◆ **Work required**
Wherever "document" appears in a line, copy that line.

◆ **Given records**
►

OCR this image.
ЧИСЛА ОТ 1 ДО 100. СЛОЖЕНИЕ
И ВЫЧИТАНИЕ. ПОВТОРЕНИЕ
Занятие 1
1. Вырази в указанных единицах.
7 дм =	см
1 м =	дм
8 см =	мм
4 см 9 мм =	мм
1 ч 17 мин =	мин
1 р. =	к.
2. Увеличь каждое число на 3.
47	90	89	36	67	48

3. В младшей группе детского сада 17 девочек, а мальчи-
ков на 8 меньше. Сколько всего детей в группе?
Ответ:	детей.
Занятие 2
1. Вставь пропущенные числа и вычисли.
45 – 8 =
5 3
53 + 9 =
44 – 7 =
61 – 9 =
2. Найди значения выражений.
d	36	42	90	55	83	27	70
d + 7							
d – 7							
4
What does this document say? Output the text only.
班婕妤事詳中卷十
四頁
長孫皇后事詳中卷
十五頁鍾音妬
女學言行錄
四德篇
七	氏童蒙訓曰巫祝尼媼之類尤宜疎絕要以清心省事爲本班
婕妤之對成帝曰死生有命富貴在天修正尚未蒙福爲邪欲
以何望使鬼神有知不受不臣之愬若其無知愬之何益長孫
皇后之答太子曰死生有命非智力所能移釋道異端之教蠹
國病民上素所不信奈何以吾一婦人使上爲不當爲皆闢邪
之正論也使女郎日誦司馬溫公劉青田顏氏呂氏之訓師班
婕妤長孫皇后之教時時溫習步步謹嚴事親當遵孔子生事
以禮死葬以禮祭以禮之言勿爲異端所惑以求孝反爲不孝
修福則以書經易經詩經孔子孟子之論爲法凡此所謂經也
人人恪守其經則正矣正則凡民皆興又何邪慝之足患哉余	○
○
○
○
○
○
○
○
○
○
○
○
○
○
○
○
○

◄
►

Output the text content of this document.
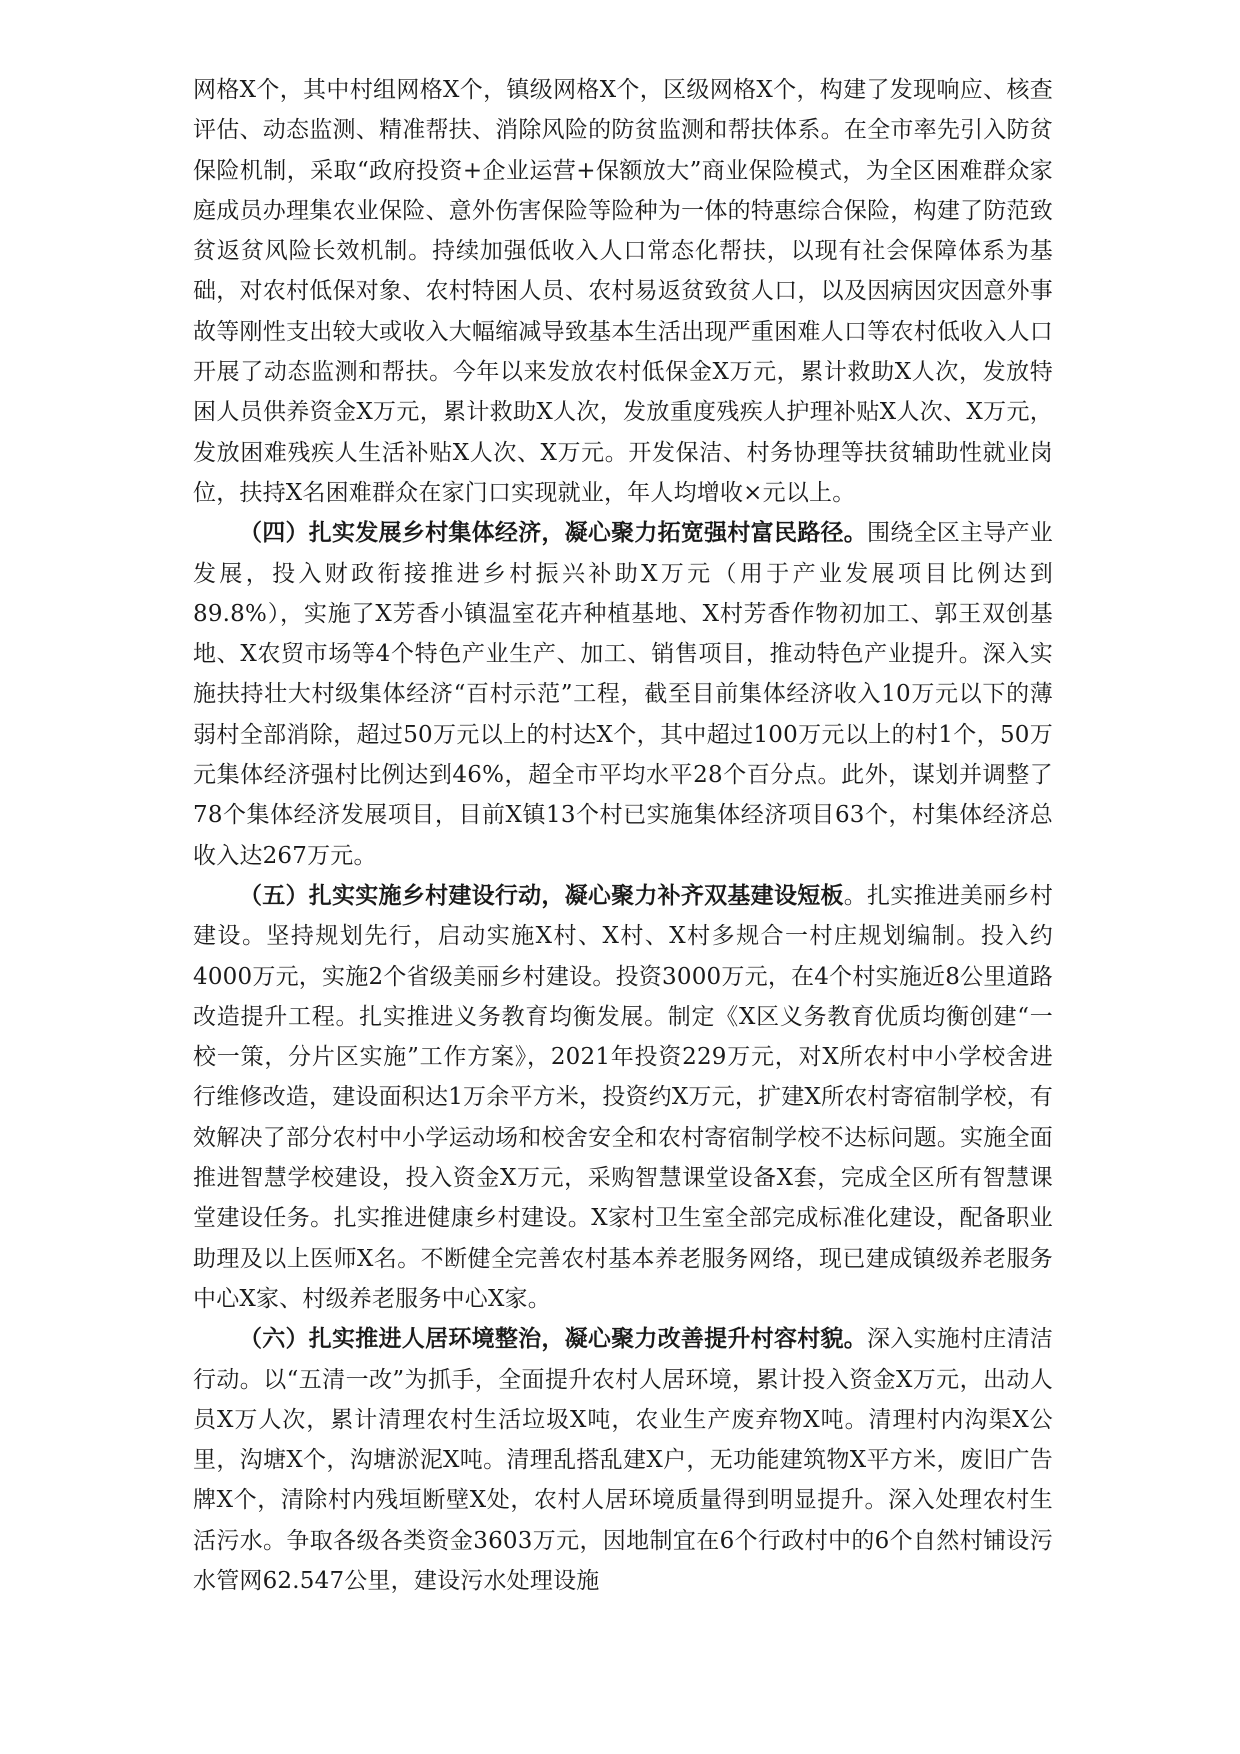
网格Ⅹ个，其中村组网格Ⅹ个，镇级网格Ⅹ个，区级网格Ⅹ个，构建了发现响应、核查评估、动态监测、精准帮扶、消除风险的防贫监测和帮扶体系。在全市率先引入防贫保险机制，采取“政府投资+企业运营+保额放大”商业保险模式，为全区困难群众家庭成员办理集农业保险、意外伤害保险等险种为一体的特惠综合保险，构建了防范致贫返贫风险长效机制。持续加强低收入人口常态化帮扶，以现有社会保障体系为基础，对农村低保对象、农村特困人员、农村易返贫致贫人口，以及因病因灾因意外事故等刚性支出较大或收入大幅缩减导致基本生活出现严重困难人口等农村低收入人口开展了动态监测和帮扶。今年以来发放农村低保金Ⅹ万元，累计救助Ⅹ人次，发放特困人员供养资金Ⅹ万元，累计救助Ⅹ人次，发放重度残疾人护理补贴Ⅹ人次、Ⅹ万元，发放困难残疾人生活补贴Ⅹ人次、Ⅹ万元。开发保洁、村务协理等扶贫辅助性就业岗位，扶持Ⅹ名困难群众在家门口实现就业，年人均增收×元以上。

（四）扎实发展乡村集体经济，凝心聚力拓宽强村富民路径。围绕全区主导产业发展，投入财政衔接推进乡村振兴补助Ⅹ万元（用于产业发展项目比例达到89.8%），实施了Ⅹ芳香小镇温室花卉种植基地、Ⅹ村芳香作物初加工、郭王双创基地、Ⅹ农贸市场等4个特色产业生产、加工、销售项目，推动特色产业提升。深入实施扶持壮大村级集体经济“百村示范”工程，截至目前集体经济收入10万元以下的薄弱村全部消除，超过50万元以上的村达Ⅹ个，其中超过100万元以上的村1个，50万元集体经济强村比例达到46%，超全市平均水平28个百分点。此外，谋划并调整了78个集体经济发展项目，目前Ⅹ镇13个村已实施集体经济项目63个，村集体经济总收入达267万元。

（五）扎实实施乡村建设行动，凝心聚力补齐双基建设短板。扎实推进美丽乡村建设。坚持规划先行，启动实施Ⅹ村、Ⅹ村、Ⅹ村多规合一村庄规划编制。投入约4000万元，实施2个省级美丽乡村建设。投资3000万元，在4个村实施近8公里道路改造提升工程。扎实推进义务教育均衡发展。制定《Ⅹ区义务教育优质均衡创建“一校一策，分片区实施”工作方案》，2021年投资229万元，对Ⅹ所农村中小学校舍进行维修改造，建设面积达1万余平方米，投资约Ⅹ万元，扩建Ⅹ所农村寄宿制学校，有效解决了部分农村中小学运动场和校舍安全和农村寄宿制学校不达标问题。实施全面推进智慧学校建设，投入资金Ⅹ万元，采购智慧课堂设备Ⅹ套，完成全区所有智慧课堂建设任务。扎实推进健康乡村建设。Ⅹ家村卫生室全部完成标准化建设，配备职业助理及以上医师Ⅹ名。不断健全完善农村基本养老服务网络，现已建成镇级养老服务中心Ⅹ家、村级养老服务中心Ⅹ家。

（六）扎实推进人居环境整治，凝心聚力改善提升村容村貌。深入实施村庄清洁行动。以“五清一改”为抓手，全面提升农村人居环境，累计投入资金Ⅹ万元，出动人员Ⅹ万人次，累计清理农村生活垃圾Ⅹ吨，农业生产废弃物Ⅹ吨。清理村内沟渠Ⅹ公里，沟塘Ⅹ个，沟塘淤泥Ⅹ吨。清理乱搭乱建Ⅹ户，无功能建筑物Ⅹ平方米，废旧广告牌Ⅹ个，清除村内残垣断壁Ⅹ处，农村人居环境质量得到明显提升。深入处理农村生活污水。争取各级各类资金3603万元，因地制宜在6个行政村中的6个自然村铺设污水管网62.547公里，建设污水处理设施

◄

◆ **Response to the task**
What does this document say? Output the text only.
Output the text content of this document.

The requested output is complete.